Goal — Select every line below containing the word "applications".

Records supplied —
= = = =

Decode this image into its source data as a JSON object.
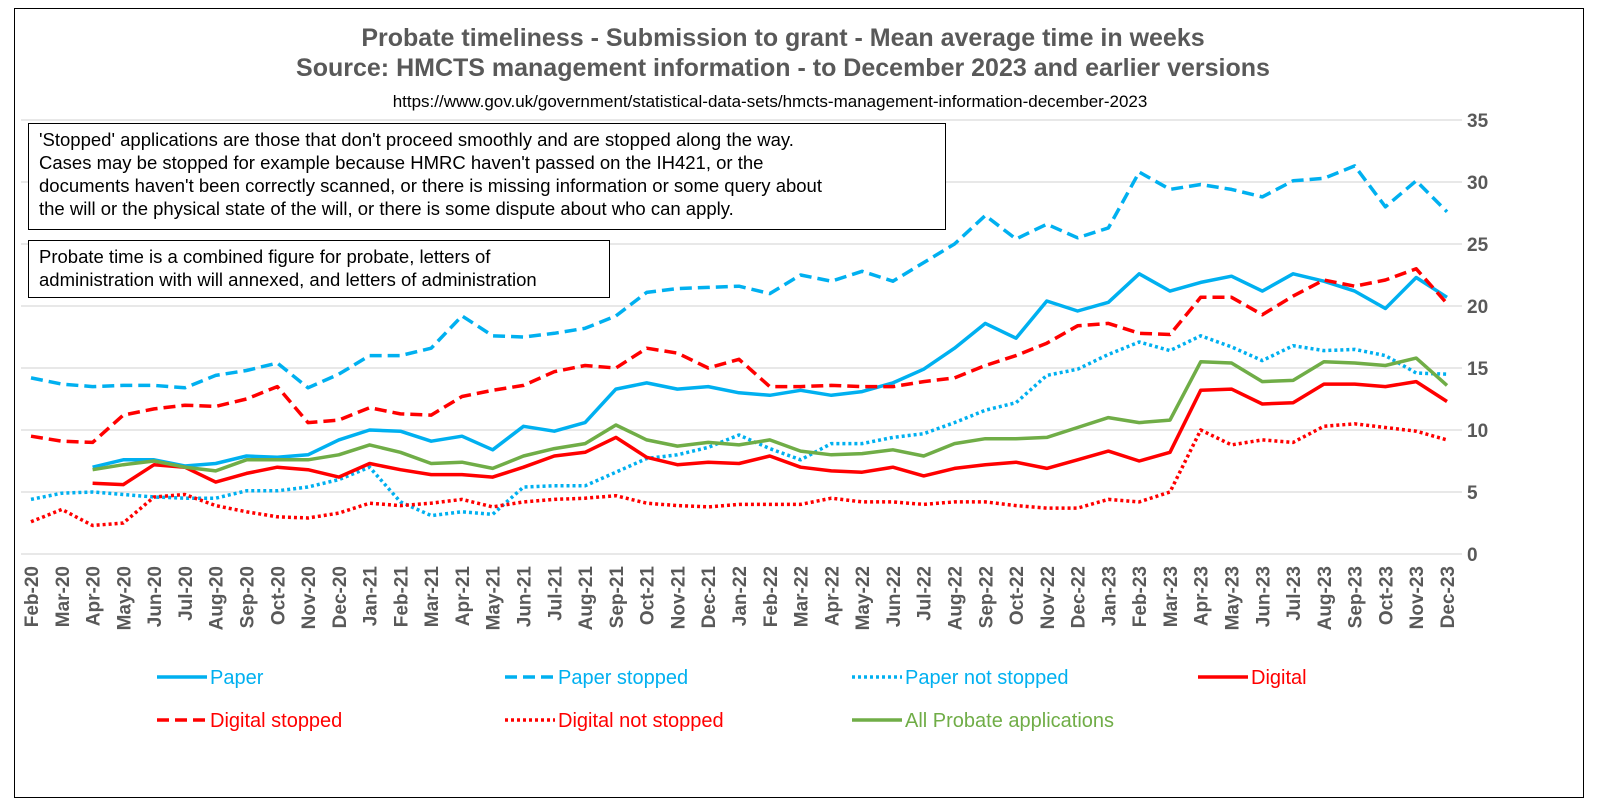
{
  "chart_data": {
    "type": "line",
    "title": "Probate timeliness - Submission to grant - Mean average time in weeks",
    "subtitle": "Source: HMCTS management information - to December 2023 and earlier versions",
    "source_url": "https://www.gov.uk/government/statistical-data-sets/hmcts-management-information-december-2023",
    "ylim": [
      0,
      35
    ],
    "yticks": [
      "0",
      "5",
      "10",
      "15",
      "20",
      "25",
      "30",
      "35"
    ],
    "grid": true,
    "legend_position": "bottom",
    "categories": [
      "Feb-20",
      "Mar-20",
      "Apr-20",
      "May-20",
      "Jun-20",
      "Jul-20",
      "Aug-20",
      "Sep-20",
      "Oct-20",
      "Nov-20",
      "Dec-20",
      "Jan-21",
      "Feb-21",
      "Mar-21",
      "Apr-21",
      "May-21",
      "Jun-21",
      "Jul-21",
      "Aug-21",
      "Sep-21",
      "Oct-21",
      "Nov-21",
      "Dec-21",
      "Jan-22",
      "Feb-22",
      "Mar-22",
      "Apr-22",
      "May-22",
      "Jun-22",
      "Jul-22",
      "Aug-22",
      "Sep-22",
      "Oct-22",
      "Nov-22",
      "Dec-22",
      "Jan-23",
      "Feb-23",
      "Mar-23",
      "Apr-23",
      "May-23",
      "Jun-23",
      "Jul-23",
      "Aug-23",
      "Sep-23",
      "Oct-23",
      "Nov-23",
      "Dec-23"
    ],
    "series": [
      {
        "name": "Paper",
        "color": "#00b0f0",
        "dash": "solid",
        "values": [
          null,
          null,
          7.0,
          7.6,
          7.6,
          7.1,
          7.3,
          7.9,
          7.8,
          8.0,
          9.2,
          10.0,
          9.9,
          9.1,
          9.5,
          8.4,
          10.3,
          9.9,
          10.6,
          13.3,
          13.8,
          13.3,
          13.5,
          13.0,
          12.8,
          13.2,
          12.8,
          13.1,
          13.8,
          14.9,
          16.6,
          18.6,
          17.4,
          20.4,
          19.6,
          20.3,
          22.6,
          21.2,
          21.9,
          22.4,
          21.2,
          22.6,
          22.0,
          21.2,
          19.8,
          22.3,
          20.7
        ]
      },
      {
        "name": "Paper stopped",
        "color": "#00b0f0",
        "dash": "dashed",
        "values": [
          14.2,
          13.7,
          13.5,
          13.6,
          13.6,
          13.4,
          14.4,
          14.8,
          15.4,
          13.4,
          14.5,
          16.0,
          16.0,
          16.6,
          19.2,
          17.6,
          17.5,
          17.8,
          18.2,
          19.2,
          21.1,
          21.4,
          21.5,
          21.6,
          21.0,
          22.5,
          22.0,
          22.8,
          22.0,
          23.5,
          25.0,
          27.3,
          25.4,
          26.6,
          25.5,
          26.3,
          30.8,
          29.4,
          29.8,
          29.4,
          28.8,
          30.1,
          30.3,
          31.3,
          28.0,
          30.1,
          27.6
        ]
      },
      {
        "name": "Paper not stopped",
        "color": "#00b0f0",
        "dash": "dotted",
        "values": [
          4.4,
          4.9,
          5.0,
          4.8,
          4.6,
          4.5,
          4.5,
          5.1,
          5.1,
          5.4,
          6.0,
          7.0,
          4.2,
          3.1,
          3.4,
          3.2,
          5.4,
          5.5,
          5.5,
          6.6,
          7.7,
          8.0,
          8.6,
          9.6,
          8.5,
          7.6,
          8.9,
          8.9,
          9.4,
          9.7,
          10.6,
          11.6,
          12.2,
          14.4,
          14.9,
          16.1,
          17.1,
          16.4,
          17.6,
          16.7,
          15.6,
          16.8,
          16.4,
          16.5,
          16.0,
          14.6,
          14.5
        ]
      },
      {
        "name": "Digital",
        "color": "#ff0000",
        "dash": "solid",
        "values": [
          null,
          null,
          5.7,
          5.6,
          7.2,
          7.0,
          5.8,
          6.5,
          7.0,
          6.8,
          6.2,
          7.3,
          6.8,
          6.4,
          6.4,
          6.2,
          7.0,
          7.9,
          8.2,
          9.4,
          7.8,
          7.2,
          7.4,
          7.3,
          7.9,
          7.0,
          6.7,
          6.6,
          7.0,
          6.3,
          6.9,
          7.2,
          7.4,
          6.9,
          7.6,
          8.3,
          7.5,
          8.2,
          13.2,
          13.3,
          12.1,
          12.2,
          13.7,
          13.7,
          13.5,
          13.9,
          12.3
        ]
      },
      {
        "name": "Digital stopped",
        "color": "#ff0000",
        "dash": "dashed",
        "values": [
          9.5,
          9.1,
          9.0,
          11.2,
          11.7,
          12.0,
          11.9,
          12.5,
          13.5,
          10.6,
          10.8,
          11.8,
          11.3,
          11.2,
          12.7,
          13.2,
          13.6,
          14.7,
          15.2,
          15.0,
          16.6,
          16.2,
          15.0,
          15.7,
          13.5,
          13.5,
          13.6,
          13.5,
          13.5,
          13.9,
          14.2,
          15.2,
          16.0,
          17.0,
          18.4,
          18.6,
          17.8,
          17.7,
          20.7,
          20.7,
          19.3,
          20.8,
          22.1,
          21.6,
          22.1,
          23.0,
          20.2
        ]
      },
      {
        "name": "Digital not stopped",
        "color": "#ff0000",
        "dash": "dotted",
        "values": [
          2.6,
          3.6,
          2.3,
          2.5,
          4.6,
          4.8,
          3.9,
          3.4,
          3.0,
          2.9,
          3.3,
          4.1,
          3.9,
          4.1,
          4.4,
          3.8,
          4.2,
          4.4,
          4.5,
          4.7,
          4.1,
          3.9,
          3.8,
          4.0,
          4.0,
          4.0,
          4.5,
          4.2,
          4.2,
          4.0,
          4.2,
          4.2,
          3.9,
          3.7,
          3.7,
          4.4,
          4.2,
          5.0,
          10.0,
          8.8,
          9.2,
          9.0,
          10.3,
          10.5,
          10.2,
          9.9,
          9.2
        ]
      },
      {
        "name": "All Probate applications",
        "color": "#70ad47",
        "dash": "solid",
        "values": [
          null,
          null,
          6.8,
          7.2,
          7.5,
          7.0,
          6.7,
          7.6,
          7.6,
          7.6,
          8.0,
          8.8,
          8.2,
          7.3,
          7.4,
          6.9,
          7.9,
          8.5,
          8.9,
          10.4,
          9.2,
          8.7,
          9.0,
          8.8,
          9.2,
          8.3,
          8.0,
          8.1,
          8.4,
          7.9,
          8.9,
          9.3,
          9.3,
          9.4,
          10.2,
          11.0,
          10.6,
          10.8,
          15.5,
          15.4,
          13.9,
          14.0,
          15.5,
          15.4,
          15.2,
          15.8,
          13.6
        ]
      }
    ]
  },
  "notes": {
    "stopped": "'Stopped' applications are those that don't proceed smoothly and are stopped along the way.\nCases may be stopped for example because HMRC haven't passed on the IH421, or the\ndocuments haven't been correctly scanned, or there is missing information or some query about\nthe will or the physical state of the will, or there is some dispute about who can apply.",
    "probate_time": "Probate time is a combined figure for probate, letters of\nadministration with will annexed, and letters of administration"
  }
}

= = = =

The answer —
        "name": "All Probate applications",
    "stopped": "'Stopped' applications are those that don't proceed smoothly and are stopped along the way.\nCases may be stopped for example because HMRC haven't passed on the IH421, or the\ndocuments haven't been correctly scanned, or there is missing information or some query about\nthe will or the physical state of the will, or there is some dispute about who can apply.",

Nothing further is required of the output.